Instructions to follow
List every line below containing "современной".

## start Dataset excerpts

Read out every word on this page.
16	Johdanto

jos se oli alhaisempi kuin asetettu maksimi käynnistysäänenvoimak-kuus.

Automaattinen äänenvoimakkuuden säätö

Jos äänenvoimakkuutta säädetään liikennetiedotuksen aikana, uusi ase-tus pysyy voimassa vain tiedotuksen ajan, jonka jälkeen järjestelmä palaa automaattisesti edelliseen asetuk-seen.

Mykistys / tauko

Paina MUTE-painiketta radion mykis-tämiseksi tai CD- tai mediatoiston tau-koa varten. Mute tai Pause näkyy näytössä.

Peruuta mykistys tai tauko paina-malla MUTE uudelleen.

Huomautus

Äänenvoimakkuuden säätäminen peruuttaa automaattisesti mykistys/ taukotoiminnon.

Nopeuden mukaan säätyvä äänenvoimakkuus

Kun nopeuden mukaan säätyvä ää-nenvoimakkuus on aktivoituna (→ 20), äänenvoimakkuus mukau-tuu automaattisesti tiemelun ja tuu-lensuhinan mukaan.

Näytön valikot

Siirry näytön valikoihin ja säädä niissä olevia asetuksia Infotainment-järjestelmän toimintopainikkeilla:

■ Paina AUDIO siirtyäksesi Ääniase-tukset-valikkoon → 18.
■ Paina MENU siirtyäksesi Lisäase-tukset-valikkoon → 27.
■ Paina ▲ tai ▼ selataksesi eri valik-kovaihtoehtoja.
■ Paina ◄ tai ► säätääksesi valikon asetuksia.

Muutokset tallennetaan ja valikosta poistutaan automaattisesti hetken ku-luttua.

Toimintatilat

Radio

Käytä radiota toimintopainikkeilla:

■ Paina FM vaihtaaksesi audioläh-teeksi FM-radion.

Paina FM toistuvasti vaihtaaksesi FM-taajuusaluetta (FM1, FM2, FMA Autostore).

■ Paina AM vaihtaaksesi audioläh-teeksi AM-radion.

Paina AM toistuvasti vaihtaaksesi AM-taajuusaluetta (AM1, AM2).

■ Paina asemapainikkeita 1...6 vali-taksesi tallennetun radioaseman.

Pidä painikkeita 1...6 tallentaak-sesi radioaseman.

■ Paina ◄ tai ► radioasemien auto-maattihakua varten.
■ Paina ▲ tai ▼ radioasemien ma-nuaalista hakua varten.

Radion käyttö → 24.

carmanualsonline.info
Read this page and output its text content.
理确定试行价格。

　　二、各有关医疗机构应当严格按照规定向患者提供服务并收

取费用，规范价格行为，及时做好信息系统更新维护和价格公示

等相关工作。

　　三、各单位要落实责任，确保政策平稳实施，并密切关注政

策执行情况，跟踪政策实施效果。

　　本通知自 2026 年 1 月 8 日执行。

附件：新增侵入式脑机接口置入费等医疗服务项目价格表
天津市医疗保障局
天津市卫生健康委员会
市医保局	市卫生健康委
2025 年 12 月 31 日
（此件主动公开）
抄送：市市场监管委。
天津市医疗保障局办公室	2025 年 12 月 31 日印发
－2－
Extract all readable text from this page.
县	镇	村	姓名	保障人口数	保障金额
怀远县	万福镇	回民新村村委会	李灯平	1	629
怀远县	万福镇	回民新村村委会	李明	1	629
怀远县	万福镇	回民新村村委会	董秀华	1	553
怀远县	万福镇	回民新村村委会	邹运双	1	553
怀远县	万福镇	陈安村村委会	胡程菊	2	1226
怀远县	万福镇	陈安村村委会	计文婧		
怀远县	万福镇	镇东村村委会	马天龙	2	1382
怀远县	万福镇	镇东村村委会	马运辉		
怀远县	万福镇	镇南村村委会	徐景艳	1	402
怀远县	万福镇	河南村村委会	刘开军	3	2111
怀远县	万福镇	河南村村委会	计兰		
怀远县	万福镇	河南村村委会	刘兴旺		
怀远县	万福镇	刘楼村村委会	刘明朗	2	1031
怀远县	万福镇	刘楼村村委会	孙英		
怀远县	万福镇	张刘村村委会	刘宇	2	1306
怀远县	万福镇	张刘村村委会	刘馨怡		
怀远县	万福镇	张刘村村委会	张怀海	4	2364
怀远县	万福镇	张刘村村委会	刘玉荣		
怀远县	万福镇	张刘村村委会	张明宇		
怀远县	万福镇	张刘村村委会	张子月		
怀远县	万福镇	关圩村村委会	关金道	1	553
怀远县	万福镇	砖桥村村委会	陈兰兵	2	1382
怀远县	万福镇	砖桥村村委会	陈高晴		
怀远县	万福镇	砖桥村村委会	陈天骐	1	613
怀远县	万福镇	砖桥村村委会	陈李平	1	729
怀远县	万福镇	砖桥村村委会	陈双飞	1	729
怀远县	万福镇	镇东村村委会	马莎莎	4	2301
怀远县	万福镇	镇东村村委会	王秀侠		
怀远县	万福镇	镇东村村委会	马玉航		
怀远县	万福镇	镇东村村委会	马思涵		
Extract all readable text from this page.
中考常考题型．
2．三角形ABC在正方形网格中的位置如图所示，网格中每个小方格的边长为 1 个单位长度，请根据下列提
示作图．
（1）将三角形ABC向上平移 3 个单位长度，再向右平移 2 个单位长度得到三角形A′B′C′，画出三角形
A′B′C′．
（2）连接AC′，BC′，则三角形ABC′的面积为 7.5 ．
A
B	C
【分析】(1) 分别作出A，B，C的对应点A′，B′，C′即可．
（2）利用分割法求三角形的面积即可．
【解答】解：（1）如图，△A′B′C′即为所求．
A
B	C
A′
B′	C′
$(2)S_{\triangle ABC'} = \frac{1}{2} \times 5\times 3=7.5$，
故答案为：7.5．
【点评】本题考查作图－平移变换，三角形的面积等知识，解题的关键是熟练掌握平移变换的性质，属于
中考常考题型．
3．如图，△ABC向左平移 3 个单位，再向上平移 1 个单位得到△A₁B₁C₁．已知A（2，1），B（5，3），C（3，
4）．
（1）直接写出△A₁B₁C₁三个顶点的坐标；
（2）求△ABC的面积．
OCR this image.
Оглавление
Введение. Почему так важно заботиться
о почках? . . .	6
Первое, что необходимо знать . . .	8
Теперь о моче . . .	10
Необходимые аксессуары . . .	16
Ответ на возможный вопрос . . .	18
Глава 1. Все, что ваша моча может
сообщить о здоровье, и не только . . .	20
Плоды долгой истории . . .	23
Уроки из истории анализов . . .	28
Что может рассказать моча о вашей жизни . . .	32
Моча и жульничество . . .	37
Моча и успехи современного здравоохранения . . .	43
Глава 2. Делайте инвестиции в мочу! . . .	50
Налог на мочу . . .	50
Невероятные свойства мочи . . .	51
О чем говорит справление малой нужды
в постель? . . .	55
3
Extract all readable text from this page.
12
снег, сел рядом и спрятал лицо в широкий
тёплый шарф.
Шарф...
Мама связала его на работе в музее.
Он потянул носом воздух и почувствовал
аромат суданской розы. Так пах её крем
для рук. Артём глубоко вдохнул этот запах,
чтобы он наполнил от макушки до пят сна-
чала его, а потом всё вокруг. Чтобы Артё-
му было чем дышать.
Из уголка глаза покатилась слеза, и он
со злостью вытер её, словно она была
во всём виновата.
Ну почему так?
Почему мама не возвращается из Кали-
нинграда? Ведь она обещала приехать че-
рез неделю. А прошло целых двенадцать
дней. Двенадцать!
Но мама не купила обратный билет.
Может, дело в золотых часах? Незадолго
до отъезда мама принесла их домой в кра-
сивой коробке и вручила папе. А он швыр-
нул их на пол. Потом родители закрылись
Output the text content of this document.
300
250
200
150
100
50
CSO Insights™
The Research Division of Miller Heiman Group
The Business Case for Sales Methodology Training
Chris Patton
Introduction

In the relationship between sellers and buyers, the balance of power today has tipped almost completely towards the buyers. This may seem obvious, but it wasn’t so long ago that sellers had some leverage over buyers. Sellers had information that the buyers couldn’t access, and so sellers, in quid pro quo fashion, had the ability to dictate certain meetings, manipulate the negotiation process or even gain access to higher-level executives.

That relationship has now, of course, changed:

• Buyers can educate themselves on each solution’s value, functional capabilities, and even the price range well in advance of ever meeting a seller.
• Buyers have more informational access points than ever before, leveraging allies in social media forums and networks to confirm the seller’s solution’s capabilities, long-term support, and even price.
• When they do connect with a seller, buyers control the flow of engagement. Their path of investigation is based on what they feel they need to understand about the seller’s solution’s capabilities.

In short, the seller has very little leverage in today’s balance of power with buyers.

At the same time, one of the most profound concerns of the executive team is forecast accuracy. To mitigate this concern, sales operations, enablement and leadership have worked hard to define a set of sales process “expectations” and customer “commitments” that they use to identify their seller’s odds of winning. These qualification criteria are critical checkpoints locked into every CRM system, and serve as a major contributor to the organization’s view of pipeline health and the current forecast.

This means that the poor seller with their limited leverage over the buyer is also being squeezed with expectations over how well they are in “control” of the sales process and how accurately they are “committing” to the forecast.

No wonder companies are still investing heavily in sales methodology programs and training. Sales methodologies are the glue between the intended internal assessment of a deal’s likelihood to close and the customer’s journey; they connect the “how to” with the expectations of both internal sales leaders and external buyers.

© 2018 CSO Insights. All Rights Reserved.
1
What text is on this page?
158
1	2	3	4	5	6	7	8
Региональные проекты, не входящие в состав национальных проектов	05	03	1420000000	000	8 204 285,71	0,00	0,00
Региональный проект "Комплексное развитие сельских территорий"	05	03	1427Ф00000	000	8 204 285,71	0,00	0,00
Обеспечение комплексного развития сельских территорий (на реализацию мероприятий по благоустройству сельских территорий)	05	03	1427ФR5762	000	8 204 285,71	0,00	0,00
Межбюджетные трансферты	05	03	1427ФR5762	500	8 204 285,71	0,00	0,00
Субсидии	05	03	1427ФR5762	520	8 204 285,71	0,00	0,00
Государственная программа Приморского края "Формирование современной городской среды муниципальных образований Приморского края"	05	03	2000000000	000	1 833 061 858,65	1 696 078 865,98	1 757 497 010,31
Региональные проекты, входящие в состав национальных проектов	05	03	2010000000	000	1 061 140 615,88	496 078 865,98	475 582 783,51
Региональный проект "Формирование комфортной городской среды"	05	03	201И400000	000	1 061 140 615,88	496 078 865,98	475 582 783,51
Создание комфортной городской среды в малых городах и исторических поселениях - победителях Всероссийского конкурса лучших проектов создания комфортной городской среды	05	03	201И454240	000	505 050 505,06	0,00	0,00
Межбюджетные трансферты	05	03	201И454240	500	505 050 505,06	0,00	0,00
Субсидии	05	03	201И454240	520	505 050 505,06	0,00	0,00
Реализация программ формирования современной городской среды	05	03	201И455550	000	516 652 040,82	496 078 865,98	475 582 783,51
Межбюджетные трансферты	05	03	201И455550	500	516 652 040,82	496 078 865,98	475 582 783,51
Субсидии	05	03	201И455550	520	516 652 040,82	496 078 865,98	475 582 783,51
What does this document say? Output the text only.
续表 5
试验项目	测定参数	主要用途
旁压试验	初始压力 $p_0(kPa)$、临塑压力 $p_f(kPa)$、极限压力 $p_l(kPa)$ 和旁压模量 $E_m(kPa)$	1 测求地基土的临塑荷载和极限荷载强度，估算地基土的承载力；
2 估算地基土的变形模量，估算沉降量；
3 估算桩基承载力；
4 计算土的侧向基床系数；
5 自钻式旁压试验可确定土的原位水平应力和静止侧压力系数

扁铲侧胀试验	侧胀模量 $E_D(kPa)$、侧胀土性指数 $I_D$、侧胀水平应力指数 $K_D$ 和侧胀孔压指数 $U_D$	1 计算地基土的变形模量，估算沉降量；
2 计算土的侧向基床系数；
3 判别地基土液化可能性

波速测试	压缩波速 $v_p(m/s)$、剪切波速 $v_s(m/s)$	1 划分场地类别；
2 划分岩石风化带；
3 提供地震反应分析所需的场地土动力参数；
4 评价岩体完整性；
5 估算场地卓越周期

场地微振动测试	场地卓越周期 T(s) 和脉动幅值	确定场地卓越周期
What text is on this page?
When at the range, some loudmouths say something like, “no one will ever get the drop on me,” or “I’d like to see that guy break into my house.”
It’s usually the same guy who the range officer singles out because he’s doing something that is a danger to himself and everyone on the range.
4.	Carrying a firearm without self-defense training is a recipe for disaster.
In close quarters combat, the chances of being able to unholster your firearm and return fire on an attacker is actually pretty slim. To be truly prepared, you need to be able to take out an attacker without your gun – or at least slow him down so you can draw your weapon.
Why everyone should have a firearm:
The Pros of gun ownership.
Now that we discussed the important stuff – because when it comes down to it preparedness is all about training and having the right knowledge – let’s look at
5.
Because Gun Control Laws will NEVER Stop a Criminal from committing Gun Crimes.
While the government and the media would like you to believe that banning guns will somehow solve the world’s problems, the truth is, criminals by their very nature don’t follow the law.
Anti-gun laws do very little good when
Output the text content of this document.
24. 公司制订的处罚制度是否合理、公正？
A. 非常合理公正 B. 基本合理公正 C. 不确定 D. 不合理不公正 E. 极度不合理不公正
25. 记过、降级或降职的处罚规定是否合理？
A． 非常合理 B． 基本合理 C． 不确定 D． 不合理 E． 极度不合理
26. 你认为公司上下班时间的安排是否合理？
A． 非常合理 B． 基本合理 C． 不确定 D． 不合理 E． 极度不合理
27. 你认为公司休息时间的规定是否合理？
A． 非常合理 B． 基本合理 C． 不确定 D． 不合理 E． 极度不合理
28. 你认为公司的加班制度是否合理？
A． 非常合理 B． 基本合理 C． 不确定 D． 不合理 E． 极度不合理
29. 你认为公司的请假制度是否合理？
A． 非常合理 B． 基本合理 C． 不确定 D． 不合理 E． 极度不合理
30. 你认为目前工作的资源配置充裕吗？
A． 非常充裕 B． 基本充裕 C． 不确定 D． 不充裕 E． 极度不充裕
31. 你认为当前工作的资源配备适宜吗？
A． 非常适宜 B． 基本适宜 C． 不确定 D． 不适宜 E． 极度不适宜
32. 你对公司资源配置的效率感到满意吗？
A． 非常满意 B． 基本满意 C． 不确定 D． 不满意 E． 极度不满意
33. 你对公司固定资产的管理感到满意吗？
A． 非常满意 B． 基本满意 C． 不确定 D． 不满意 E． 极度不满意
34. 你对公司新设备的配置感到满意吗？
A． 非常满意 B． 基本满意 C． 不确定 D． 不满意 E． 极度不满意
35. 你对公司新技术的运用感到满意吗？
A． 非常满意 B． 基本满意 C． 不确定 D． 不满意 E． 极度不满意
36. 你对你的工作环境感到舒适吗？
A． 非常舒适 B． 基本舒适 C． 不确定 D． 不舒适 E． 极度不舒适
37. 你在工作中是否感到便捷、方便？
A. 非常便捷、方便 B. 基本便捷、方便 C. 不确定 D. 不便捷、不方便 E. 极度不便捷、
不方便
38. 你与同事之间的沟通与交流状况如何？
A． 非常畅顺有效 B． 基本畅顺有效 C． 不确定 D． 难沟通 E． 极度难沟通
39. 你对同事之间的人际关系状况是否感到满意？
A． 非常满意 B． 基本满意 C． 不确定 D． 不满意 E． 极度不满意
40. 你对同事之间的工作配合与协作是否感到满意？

## end Dataset excerpts

The result
Государственная программа Приморского края "Формирование современной городской среды муниципальных образований Приморского края"	05	03	2000000000	000	1 833 061 858,65	1 696 078 865,98	1 757 497 010,31
Реализация программ формирования современной городской среды	05	03	201И455550	000	516 652 040,82	496 078 865,98	475 582 783,51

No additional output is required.